• CHALLENGE: Note how many lines hold the string "DEVGOR" and give that number without any other words.

• DATA EXCERPTS:
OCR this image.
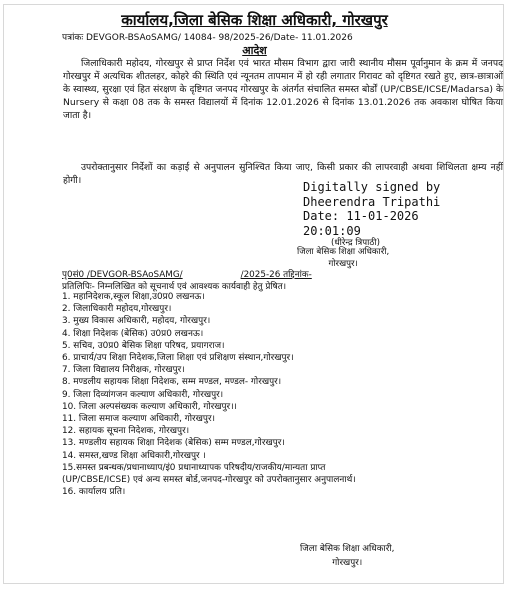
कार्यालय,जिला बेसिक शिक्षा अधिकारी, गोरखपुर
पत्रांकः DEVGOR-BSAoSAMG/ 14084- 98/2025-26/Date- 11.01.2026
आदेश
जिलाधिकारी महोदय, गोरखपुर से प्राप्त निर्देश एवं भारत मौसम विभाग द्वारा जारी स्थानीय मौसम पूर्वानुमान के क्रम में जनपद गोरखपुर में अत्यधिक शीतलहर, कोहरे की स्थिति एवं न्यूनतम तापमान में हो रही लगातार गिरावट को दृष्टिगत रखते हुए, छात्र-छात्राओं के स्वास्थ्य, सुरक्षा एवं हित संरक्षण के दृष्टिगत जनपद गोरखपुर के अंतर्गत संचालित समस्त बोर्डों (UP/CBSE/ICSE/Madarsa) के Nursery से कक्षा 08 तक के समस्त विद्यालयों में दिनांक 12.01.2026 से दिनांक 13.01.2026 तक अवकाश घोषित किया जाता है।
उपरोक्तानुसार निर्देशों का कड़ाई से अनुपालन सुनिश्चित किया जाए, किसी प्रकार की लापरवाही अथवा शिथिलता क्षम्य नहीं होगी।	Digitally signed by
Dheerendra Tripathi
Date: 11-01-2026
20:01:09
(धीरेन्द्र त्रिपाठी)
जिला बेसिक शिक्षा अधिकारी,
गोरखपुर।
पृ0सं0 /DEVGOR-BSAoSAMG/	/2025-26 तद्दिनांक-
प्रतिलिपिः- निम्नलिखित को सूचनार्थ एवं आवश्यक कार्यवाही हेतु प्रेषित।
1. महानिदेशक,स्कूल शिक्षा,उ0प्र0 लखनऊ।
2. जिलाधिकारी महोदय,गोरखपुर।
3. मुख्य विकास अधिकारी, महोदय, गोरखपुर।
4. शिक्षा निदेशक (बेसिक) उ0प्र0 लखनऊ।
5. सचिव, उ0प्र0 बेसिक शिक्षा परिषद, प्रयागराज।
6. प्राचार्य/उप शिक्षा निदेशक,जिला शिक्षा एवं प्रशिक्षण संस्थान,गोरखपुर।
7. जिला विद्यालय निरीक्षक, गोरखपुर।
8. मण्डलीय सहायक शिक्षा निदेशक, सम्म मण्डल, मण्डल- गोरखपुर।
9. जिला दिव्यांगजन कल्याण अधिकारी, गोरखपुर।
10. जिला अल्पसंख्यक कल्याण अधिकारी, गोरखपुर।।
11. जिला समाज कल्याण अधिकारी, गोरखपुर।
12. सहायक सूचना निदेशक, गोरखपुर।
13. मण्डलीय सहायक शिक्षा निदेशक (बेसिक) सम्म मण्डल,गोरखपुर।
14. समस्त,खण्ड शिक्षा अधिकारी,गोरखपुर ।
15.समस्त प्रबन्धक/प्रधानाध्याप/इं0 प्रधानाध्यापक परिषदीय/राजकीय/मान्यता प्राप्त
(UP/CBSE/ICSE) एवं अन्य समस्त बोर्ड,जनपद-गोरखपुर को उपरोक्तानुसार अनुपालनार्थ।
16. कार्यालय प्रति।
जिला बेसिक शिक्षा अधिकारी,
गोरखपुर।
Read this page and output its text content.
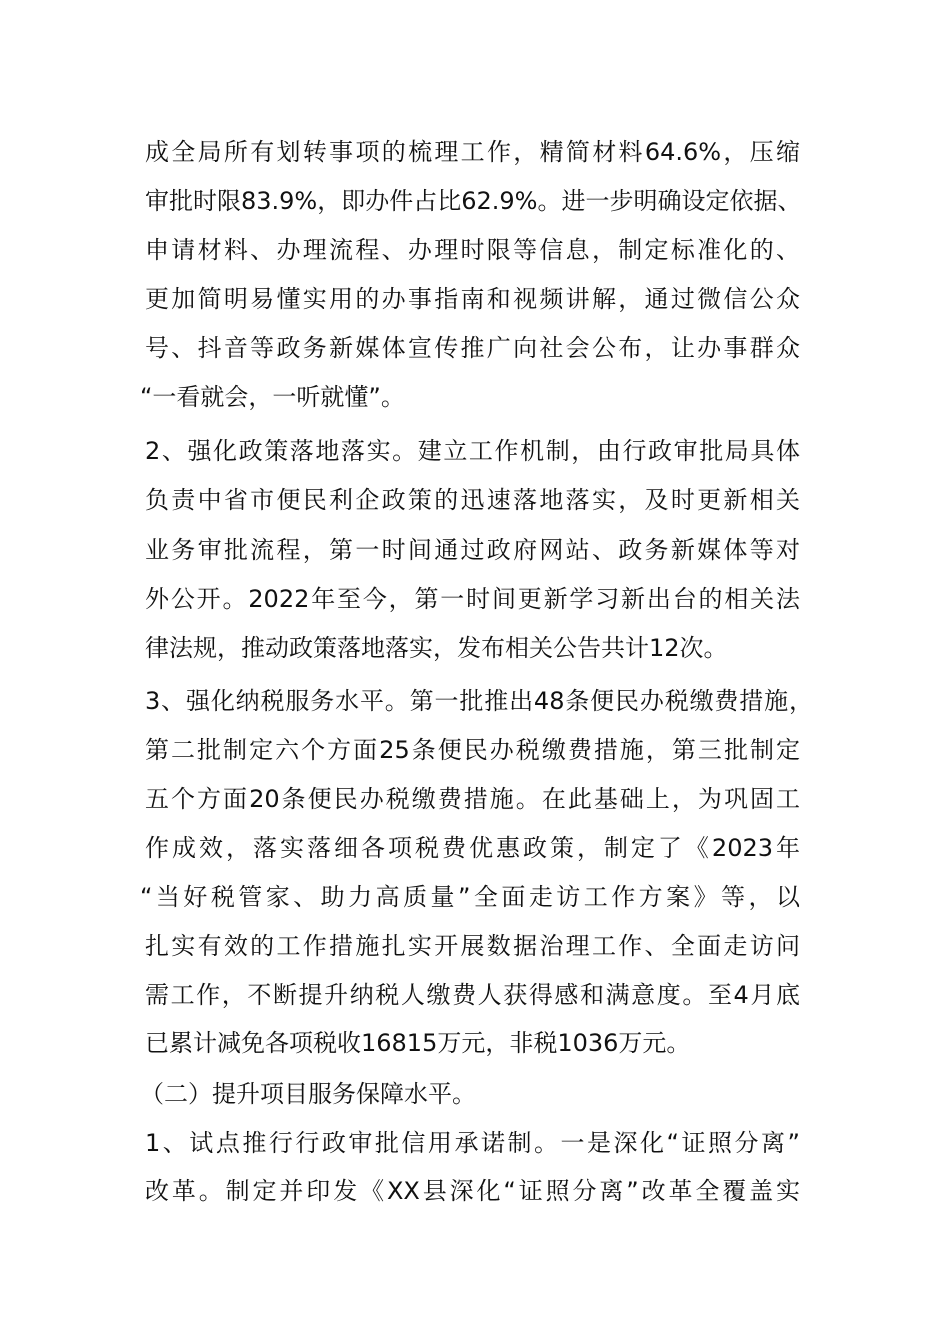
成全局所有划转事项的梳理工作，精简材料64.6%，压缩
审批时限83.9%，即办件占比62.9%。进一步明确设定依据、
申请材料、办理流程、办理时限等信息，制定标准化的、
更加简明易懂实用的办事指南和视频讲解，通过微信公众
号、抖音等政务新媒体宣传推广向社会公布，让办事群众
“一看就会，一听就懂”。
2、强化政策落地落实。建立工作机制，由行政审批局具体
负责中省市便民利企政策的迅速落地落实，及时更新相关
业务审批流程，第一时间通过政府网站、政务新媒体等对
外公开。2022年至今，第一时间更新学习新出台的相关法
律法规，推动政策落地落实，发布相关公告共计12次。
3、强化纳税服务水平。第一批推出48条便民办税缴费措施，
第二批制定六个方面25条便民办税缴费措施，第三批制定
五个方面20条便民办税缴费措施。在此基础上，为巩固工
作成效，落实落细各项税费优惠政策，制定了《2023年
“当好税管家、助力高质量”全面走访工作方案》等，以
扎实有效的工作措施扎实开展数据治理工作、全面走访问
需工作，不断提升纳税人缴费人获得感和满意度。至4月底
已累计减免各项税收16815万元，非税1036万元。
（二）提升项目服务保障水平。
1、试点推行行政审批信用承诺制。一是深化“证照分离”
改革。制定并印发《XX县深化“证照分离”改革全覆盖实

• ANSWER TO THIS PROBLEM: 2